== THE REQUEST ==
Omit the pictures and return every entry exactly as written.

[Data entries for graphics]
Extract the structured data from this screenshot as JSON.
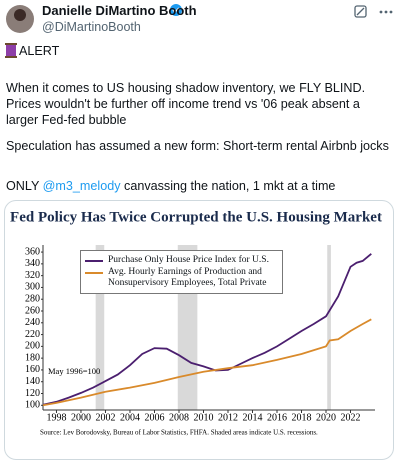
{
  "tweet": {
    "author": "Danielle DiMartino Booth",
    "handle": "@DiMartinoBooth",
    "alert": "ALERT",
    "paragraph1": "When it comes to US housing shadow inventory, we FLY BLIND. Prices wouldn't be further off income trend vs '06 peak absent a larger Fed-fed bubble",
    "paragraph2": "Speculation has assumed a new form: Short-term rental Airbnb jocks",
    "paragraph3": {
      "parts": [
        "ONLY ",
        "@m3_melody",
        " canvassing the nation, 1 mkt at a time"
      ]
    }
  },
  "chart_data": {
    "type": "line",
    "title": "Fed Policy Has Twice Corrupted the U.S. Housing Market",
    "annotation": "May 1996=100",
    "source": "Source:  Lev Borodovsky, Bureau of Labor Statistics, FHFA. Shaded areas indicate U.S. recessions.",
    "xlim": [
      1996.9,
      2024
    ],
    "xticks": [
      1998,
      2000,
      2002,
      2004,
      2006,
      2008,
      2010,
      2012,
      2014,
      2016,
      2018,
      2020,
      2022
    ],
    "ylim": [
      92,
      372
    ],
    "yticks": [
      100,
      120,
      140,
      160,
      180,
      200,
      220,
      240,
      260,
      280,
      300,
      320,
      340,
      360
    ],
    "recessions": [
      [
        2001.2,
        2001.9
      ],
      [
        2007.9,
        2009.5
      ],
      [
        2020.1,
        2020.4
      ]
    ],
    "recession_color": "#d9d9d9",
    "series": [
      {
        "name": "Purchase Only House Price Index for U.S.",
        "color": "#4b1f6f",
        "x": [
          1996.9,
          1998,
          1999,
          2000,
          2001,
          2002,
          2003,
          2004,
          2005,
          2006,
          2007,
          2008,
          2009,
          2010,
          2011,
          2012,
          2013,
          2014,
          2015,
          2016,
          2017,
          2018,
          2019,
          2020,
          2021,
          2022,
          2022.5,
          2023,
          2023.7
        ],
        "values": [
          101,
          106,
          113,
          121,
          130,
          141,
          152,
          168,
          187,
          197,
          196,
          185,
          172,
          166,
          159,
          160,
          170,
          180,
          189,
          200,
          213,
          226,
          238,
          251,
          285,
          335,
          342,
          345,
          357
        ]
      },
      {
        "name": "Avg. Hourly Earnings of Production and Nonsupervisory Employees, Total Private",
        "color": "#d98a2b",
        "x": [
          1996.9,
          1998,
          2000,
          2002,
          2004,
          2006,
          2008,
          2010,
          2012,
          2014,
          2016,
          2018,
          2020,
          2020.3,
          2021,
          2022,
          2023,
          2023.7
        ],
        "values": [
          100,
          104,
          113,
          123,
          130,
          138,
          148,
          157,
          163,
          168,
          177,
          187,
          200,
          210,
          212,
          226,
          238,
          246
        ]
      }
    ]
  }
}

== THE ANSWER ==
Extract the structured data from this screenshot as JSON.
{
  "tweet": {
    "author": "Danielle DiMartino Booth",
    "handle": "@DiMartinoBooth",
    "alert": "ALERT",
    "paragraph1": "When it comes to US housing shadow inventory, we FLY BLIND. Prices wouldn't be further off income trend vs '06 peak absent a larger Fed-fed bubble",
    "paragraph2": "Speculation has assumed a new form: Short-term rental Airbnb jocks",
    "paragraph3": {
      "parts": [
        "ONLY ",
        "@m3_melody",
        " canvassing the nation, 1 mkt at a time"
      ]
    }
  },
  "chart_data": {
    "type": "line",
    "title": "Fed Policy Has Twice Corrupted the U.S. Housing Market",
    "annotation": "May 1996=100",
    "source": "Source:  Lev Borodovsky, Bureau of Labor Statistics, FHFA. Shaded areas indicate U.S. recessions.",
    "xlim": [
      1996.9,
      2024
    ],
    "xticks": [
      1998,
      2000,
      2002,
      2004,
      2006,
      2008,
      2010,
      2012,
      2014,
      2016,
      2018,
      2020,
      2022
    ],
    "ylim": [
      92,
      372
    ],
    "yticks": [
      100,
      120,
      140,
      160,
      180,
      200,
      220,
      240,
      260,
      280,
      300,
      320,
      340,
      360
    ],
    "recessions": [
      [
        2001.2,
        2001.9
      ],
      [
        2007.9,
        2009.5
      ],
      [
        2020.1,
        2020.4
      ]
    ],
    "recession_color": "#d9d9d9",
    "series": [
      {
        "name": "Purchase Only House Price Index for U.S.",
        "color": "#4b1f6f",
        "x": [
          1996.9,
          1998,
          1999,
          2000,
          2001,
          2002,
          2003,
          2004,
          2005,
          2006,
          2007,
          2008,
          2009,
          2010,
          2011,
          2012,
          2013,
          2014,
          2015,
          2016,
          2017,
          2018,
          2019,
          2020,
          2021,
          2022,
          2022.5,
          2023,
          2023.7
        ],
        "values": [
          101,
          106,
          113,
          121,
          130,
          141,
          152,
          168,
          187,
          197,
          196,
          185,
          172,
          166,
          159,
          160,
          170,
          180,
          189,
          200,
          213,
          226,
          238,
          251,
          285,
          335,
          342,
          345,
          357
        ]
      },
      {
        "name": "Avg. Hourly Earnings of Production and Nonsupervisory Employees, Total Private",
        "color": "#d98a2b",
        "x": [
          1996.9,
          1998,
          2000,
          2002,
          2004,
          2006,
          2008,
          2010,
          2012,
          2014,
          2016,
          2018,
          2020,
          2020.3,
          2021,
          2022,
          2023,
          2023.7
        ],
        "values": [
          100,
          104,
          113,
          123,
          130,
          138,
          148,
          157,
          163,
          168,
          177,
          187,
          200,
          210,
          212,
          226,
          238,
          246
        ]
      }
    ]
  }
}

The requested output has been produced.